Objective: Scan the lines below; pull out those with "type".

(Figure contents as structured data)
-- -- --
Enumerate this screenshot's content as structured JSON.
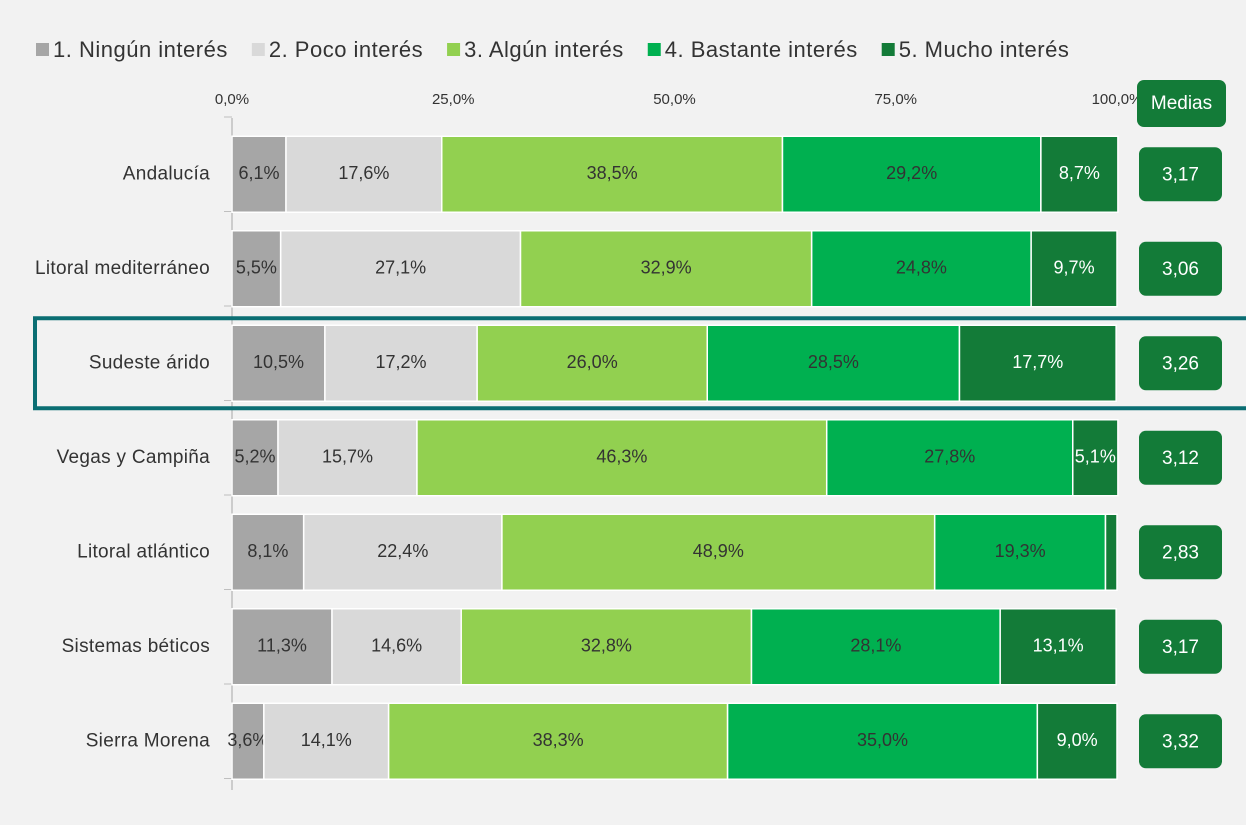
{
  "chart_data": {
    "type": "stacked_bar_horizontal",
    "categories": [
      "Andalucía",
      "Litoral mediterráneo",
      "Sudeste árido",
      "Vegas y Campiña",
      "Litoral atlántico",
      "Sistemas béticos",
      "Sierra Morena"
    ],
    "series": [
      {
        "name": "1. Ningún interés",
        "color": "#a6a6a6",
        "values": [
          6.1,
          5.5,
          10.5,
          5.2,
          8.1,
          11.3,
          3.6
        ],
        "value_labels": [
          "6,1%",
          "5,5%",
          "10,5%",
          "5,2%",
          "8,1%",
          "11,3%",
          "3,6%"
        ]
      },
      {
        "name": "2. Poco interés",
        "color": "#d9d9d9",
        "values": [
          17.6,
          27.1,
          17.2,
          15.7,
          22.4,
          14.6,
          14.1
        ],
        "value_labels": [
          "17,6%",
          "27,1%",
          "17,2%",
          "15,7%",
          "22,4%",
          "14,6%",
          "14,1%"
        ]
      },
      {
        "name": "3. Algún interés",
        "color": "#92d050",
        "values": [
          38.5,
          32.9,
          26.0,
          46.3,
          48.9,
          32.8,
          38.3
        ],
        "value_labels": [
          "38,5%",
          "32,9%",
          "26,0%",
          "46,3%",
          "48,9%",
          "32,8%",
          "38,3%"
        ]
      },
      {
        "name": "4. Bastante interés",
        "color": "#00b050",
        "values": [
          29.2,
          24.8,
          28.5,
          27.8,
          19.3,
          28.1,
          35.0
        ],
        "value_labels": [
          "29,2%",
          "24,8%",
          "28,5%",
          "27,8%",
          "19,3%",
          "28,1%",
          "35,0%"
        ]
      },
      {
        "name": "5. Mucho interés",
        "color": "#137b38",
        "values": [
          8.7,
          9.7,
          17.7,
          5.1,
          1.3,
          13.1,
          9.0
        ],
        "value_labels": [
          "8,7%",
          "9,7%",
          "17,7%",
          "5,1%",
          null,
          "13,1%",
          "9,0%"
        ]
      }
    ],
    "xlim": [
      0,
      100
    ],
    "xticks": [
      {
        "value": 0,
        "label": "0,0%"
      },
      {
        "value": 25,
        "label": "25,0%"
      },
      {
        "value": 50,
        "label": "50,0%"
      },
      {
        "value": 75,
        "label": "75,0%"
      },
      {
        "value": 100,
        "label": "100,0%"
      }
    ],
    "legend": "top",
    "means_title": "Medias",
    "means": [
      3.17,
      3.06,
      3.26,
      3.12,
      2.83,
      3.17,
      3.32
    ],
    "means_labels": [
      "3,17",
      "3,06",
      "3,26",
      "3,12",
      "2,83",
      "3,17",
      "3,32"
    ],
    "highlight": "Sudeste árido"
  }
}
-- -- --
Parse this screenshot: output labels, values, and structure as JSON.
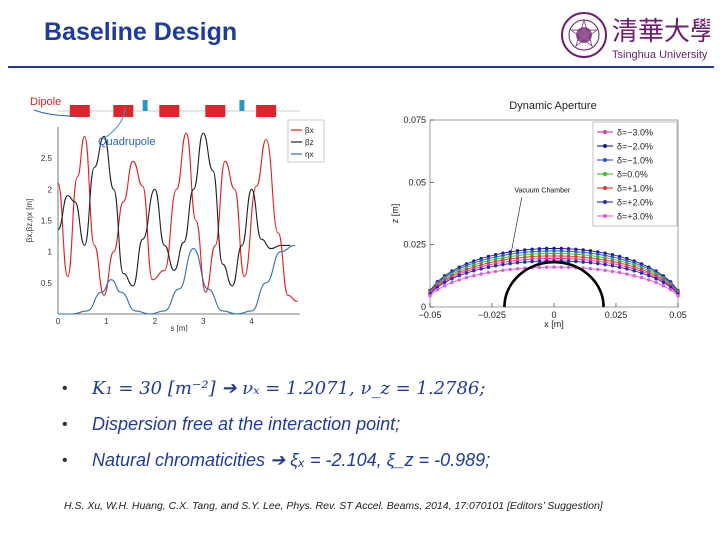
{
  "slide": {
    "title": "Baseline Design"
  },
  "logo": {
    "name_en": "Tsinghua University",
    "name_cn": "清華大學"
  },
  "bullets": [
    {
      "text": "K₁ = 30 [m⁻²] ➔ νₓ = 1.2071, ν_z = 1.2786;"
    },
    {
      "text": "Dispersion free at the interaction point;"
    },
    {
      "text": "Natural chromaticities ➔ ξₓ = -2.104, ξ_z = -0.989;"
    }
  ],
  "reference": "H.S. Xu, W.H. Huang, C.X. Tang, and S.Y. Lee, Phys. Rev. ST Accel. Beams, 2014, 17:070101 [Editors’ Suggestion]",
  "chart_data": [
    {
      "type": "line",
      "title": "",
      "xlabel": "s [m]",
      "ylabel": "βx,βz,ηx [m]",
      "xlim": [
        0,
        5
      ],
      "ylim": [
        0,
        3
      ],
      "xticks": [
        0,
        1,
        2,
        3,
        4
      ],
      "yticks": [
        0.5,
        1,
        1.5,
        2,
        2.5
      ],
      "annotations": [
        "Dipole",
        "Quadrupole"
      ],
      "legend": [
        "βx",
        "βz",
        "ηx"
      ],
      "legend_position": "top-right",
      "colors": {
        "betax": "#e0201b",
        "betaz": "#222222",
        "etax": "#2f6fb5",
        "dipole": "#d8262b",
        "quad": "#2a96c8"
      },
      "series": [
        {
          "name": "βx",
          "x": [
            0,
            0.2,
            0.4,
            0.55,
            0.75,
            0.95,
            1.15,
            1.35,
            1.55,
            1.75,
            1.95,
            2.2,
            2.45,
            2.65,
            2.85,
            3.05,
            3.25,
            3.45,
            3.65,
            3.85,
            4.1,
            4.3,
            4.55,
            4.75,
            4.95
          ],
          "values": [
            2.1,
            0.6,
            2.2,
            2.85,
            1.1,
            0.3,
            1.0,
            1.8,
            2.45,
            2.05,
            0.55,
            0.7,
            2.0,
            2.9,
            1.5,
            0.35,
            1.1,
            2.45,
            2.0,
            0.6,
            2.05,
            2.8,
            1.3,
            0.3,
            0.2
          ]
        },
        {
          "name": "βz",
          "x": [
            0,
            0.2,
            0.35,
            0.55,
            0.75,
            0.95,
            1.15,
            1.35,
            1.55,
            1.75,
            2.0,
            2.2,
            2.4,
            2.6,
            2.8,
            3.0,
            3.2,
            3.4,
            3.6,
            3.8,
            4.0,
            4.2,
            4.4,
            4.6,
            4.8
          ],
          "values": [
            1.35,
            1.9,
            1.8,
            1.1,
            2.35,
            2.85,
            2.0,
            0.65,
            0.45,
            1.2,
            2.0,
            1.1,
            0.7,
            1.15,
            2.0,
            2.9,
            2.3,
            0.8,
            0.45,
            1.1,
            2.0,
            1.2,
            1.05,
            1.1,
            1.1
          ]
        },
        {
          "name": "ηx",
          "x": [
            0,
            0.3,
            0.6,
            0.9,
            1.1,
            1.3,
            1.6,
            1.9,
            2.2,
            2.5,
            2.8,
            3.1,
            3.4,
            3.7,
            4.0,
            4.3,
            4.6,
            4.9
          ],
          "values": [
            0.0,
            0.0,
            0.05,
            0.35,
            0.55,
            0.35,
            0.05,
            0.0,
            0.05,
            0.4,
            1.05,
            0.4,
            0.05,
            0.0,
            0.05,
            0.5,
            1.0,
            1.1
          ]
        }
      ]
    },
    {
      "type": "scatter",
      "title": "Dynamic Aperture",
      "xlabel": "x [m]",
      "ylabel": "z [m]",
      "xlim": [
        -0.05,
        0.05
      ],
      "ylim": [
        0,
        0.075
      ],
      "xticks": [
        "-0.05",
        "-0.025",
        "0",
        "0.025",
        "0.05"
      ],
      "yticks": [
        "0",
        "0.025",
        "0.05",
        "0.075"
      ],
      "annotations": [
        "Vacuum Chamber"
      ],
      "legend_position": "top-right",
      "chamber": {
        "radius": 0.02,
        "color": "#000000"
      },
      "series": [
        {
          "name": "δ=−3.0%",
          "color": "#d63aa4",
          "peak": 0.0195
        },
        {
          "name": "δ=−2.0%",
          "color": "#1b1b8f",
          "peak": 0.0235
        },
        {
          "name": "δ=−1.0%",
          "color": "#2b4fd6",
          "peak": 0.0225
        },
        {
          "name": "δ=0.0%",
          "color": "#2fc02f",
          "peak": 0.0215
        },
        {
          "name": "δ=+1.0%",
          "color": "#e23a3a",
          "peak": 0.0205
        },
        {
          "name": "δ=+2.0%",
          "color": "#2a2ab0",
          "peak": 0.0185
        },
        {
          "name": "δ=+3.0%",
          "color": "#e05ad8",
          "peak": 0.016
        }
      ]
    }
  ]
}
-- -- --
Response to this task:
    "type": "stacked_bar_horizontal",
      "type": "line",
      "type": "scatter",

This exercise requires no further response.